Records about charts and figures
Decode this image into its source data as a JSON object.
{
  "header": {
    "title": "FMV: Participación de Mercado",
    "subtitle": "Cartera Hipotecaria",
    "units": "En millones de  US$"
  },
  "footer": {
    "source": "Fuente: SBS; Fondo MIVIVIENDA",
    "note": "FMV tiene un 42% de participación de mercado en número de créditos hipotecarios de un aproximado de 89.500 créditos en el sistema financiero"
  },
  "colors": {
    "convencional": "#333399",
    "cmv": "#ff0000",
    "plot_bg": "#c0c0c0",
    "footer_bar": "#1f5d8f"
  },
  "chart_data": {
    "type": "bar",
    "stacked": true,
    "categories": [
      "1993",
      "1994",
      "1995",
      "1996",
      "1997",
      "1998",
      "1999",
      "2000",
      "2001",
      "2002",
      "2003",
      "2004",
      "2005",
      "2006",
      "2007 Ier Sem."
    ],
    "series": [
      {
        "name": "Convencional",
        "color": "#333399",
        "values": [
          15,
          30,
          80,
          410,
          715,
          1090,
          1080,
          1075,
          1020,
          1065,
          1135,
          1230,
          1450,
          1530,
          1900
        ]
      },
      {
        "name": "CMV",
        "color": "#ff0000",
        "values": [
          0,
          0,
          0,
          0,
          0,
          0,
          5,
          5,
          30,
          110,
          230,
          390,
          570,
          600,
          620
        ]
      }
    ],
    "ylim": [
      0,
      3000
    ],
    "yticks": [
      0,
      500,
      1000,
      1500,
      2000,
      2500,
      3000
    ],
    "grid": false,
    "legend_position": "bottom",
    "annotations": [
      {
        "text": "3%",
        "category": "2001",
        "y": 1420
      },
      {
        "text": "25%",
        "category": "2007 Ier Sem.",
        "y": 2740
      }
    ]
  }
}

* **TASK DIRECTIONS**: Your task is to repeat the data exactly; please include every line.

* **EXERCISE SOLUTION**:
Decode this image into its source data as a JSON object.
{
  "header": {
    "title": "FMV: Participación de Mercado",
    "subtitle": "Cartera Hipotecaria",
    "units": "En millones de  US$"
  },
  "footer": {
    "source": "Fuente: SBS; Fondo MIVIVIENDA",
    "note": "FMV tiene un 42% de participación de mercado en número de créditos hipotecarios de un aproximado de 89.500 créditos en el sistema financiero"
  },
  "colors": {
    "convencional": "#333399",
    "cmv": "#ff0000",
    "plot_bg": "#c0c0c0",
    "footer_bar": "#1f5d8f"
  },
  "chart_data": {
    "type": "bar",
    "stacked": true,
    "categories": [
      "1993",
      "1994",
      "1995",
      "1996",
      "1997",
      "1998",
      "1999",
      "2000",
      "2001",
      "2002",
      "2003",
      "2004",
      "2005",
      "2006",
      "2007 Ier Sem."
    ],
    "series": [
      {
        "name": "Convencional",
        "color": "#333399",
        "values": [
          15,
          30,
          80,
          410,
          715,
          1090,
          1080,
          1075,
          1020,
          1065,
          1135,
          1230,
          1450,
          1530,
          1900
        ]
      },
      {
        "name": "CMV",
        "color": "#ff0000",
        "values": [
          0,
          0,
          0,
          0,
          0,
          0,
          5,
          5,
          30,
          110,
          230,
          390,
          570,
          600,
          620
        ]
      }
    ],
    "ylim": [
      0,
      3000
    ],
    "yticks": [
      0,
      500,
      1000,
      1500,
      2000,
      2500,
      3000
    ],
    "grid": false,
    "legend_position": "bottom",
    "annotations": [
      {
        "text": "3%",
        "category": "2001",
        "y": 1420
      },
      {
        "text": "25%",
        "category": "2007 Ier Sem.",
        "y": 2740
      }
    ]
  }
}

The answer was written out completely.